-- MATERIAL PROVIDED --
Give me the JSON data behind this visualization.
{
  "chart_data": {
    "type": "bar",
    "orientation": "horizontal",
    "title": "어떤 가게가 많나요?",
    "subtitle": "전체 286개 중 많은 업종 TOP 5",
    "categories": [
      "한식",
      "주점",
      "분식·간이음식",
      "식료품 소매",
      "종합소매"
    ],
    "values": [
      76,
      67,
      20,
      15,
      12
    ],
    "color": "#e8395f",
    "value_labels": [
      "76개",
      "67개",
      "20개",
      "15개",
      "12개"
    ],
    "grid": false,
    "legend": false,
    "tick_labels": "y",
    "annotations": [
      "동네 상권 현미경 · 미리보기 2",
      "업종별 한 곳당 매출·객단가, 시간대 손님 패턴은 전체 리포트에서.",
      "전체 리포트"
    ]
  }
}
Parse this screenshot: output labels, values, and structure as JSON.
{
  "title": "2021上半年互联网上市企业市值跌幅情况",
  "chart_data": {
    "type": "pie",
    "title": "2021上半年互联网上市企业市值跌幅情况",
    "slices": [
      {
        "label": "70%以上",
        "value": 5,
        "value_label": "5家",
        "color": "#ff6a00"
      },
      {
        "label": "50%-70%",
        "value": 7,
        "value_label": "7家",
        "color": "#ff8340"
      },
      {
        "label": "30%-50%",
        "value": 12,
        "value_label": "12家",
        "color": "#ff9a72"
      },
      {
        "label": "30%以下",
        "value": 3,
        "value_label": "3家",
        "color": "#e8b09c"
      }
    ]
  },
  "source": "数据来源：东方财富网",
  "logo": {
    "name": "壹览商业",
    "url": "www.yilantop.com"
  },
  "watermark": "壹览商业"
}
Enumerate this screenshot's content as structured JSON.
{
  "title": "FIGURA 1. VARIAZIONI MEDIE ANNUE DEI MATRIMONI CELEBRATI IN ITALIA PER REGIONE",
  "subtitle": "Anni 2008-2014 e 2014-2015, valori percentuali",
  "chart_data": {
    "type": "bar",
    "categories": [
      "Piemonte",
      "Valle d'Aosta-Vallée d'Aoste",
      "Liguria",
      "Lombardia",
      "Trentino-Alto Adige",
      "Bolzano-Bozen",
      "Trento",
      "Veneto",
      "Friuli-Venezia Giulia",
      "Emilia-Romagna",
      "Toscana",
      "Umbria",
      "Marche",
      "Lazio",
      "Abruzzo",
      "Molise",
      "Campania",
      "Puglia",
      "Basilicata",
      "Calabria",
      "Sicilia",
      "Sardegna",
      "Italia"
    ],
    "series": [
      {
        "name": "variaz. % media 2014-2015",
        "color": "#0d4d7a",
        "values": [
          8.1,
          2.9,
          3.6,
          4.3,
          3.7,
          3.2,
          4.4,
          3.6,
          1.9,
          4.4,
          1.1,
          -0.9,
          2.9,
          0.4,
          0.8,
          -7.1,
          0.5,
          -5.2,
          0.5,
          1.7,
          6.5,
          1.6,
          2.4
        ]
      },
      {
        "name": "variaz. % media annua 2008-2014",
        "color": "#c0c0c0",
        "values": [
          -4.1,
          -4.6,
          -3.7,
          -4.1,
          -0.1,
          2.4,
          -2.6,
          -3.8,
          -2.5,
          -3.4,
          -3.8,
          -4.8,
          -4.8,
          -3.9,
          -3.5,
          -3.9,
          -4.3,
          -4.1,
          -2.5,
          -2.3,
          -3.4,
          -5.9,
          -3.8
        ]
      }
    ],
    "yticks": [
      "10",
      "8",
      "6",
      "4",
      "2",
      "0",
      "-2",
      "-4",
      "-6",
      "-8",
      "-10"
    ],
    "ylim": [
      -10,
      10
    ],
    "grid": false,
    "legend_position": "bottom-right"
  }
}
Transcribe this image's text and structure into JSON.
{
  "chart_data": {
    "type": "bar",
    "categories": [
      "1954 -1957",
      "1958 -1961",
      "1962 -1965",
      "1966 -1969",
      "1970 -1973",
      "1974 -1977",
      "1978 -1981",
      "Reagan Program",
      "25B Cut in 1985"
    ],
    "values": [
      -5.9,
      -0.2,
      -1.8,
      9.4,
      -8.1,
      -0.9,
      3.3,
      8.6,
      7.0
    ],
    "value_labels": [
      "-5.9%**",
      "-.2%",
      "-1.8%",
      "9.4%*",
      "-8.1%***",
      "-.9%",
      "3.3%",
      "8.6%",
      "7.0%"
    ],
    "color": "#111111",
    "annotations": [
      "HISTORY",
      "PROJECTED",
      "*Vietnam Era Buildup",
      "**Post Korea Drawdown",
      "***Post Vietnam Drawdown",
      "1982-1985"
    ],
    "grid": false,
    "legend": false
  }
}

-- GOAL --
Pick out the lines containing the string "Drawdown" and show them.

-- OUTPUT FOR THIS EXERCISE --
      "**Post Korea Drawdown",
      "***Post Vietnam Drawdown",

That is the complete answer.